Set down each line of the material that follows, exactly, with no pictures.
── Raw data ──
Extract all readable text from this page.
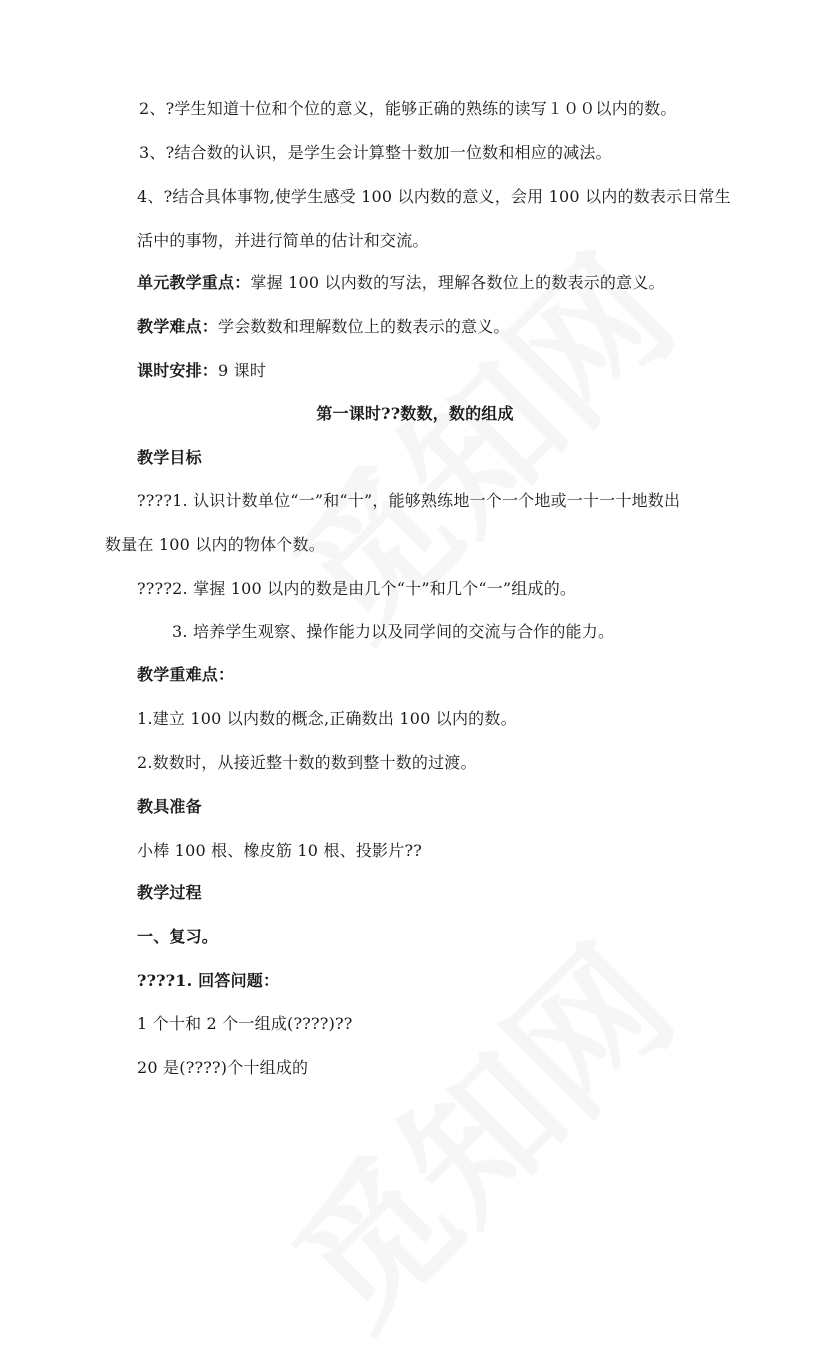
2、?学生知道十位和个位的意义，能够正确的熟练的读写１００以内的数。
3、?结合数的认识，是学生会计算整十数加一位数和相应的减法。
4、?结合具体事物,使学生感受 100 以内数的意义，会用 100 以内的数表示日常生
活中的事物，并进行简单的估计和交流。
单元教学重点：掌握 100 以内数的写法，理解各数位上的数表示的意义。
教学难点：学会数数和理解数位上的数表示的意义。
课时安排：9 课时
第一课时??数数，数的组成
教学目标
????1. 认识计数单位“一”和“十”，能够熟练地一个一个地或一十一十地数出
数量在 100 以内的物体个数。
????2. 掌握 100 以内的数是由几个“十”和几个“一”组成的。
3. 培养学生观察、操作能力以及同学间的交流与合作的能力。
教学重难点：
1.建立 100 以内数的概念,正确数出 100 以内的数。
2.数数时，从接近整十数的数到整十数的过渡。
教具准备
小棒 100 根、橡皮筋 10 根、投影片??
教学过程
一、复习。
????1. 回答问题：
1 个十和 2 个一组成(????)??
20 是(????)个十组成的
───
◆ **Expected answer**
Extract all readable text from this page.
2、?学生知道十位和个位的意义，能够正确的熟练的读写１００以内的数。
3、?结合数的认识，是学生会计算整十数加一位数和相应的减法。
4、?结合具体事物,使学生感受 100 以内数的意义，会用 100 以内的数表示日常生
活中的事物，并进行简单的估计和交流。
单元教学重点：掌握 100 以内数的写法，理解各数位上的数表示的意义。
教学难点：学会数数和理解数位上的数表示的意义。
课时安排：9 课时
第一课时??数数，数的组成
教学目标
????1. 认识计数单位“一”和“十”，能够熟练地一个一个地或一十一十地数出
数量在 100 以内的物体个数。
????2. 掌握 100 以内的数是由几个“十”和几个“一”组成的。
3. 培养学生观察、操作能力以及同学间的交流与合作的能力。
教学重难点：
1.建立 100 以内数的概念,正确数出 100 以内的数。
2.数数时，从接近整十数的数到整十数的过渡。
教具准备
小棒 100 根、橡皮筋 10 根、投影片??
教学过程
一、复习。
????1. 回答问题：
1 个十和 2 个一组成(????)??
20 是(????)个十组成的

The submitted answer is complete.